DIRECTIVE: Look over the lines below. Report each one that includes the string "Internship".

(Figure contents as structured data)
- - -

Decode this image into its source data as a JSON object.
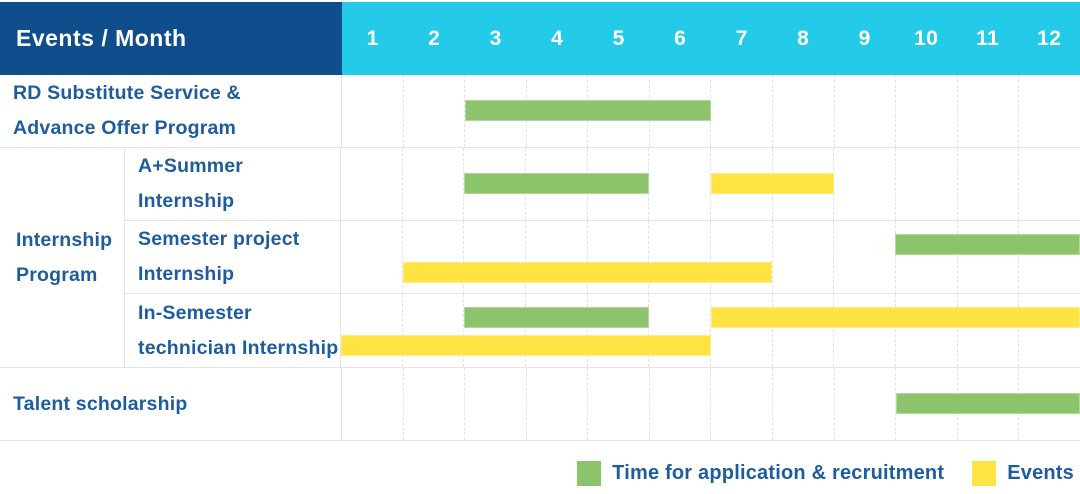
{
  "header": {
    "title": "Events / Month"
  },
  "colors": {
    "header_bg": "#0F4D8C",
    "month_strip_bg": "#23CBE8",
    "label_text": "#1E5C9E",
    "application_green": "#8BC46A",
    "events_yellow": "#FFE342",
    "grid_border": "#E4E4E4"
  },
  "chart_data": {
    "type": "bar",
    "subtype": "gantt-schedule",
    "title": "Events / Month",
    "x_categories": [
      "1",
      "2",
      "3",
      "4",
      "5",
      "6",
      "7",
      "8",
      "9",
      "10",
      "11",
      "12"
    ],
    "x_range": [
      1,
      12
    ],
    "grid": "on",
    "legend_position": "bottom-right",
    "rows": [
      {
        "label_lines": [
          "RD Substitute Service &",
          "Advance Offer Program"
        ],
        "lanes": 1,
        "bars": [
          {
            "category": "application",
            "start_month": 3,
            "end_month": 6,
            "lane": 0
          }
        ]
      },
      {
        "group_label_lines": [
          "Internship",
          "Program"
        ],
        "subrows": [
          {
            "label_lines": [
              "A+Summer",
              "Internship"
            ],
            "lanes": 1,
            "bars": [
              {
                "category": "application",
                "start_month": 3,
                "end_month": 5,
                "lane": 0
              },
              {
                "category": "events",
                "start_month": 7,
                "end_month": 8,
                "lane": 0
              }
            ]
          },
          {
            "label_lines": [
              "Semester project",
              "Internship"
            ],
            "lanes": 2,
            "bars": [
              {
                "category": "application",
                "start_month": 10,
                "end_month": 12,
                "lane": 0
              },
              {
                "category": "events",
                "start_month": 2,
                "end_month": 7,
                "lane": 1
              }
            ]
          },
          {
            "label_lines": [
              "In-Semester",
              "technician Internship"
            ],
            "lanes": 2,
            "bars": [
              {
                "category": "application",
                "start_month": 3,
                "end_month": 5,
                "lane": 0
              },
              {
                "category": "events",
                "start_month": 7,
                "end_month": 12,
                "lane": 0
              },
              {
                "category": "events",
                "start_month": 1,
                "end_month": 6,
                "lane": 1
              }
            ]
          }
        ]
      },
      {
        "label_lines": [
          "Talent scholarship"
        ],
        "lanes": 1,
        "bars": [
          {
            "category": "application",
            "start_month": 10,
            "end_month": 12,
            "lane": 0
          }
        ]
      }
    ]
  },
  "legend": {
    "items": [
      {
        "key": "application",
        "color_hex": "#8BC46A",
        "label": "Time for application & recruitment"
      },
      {
        "key": "events",
        "color_hex": "#FFE342",
        "label": "Events"
      }
    ]
  }
}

- - -

FULL ANSWER:
          "Internship",
              "Internship"
              "Internship"
              "technician Internship"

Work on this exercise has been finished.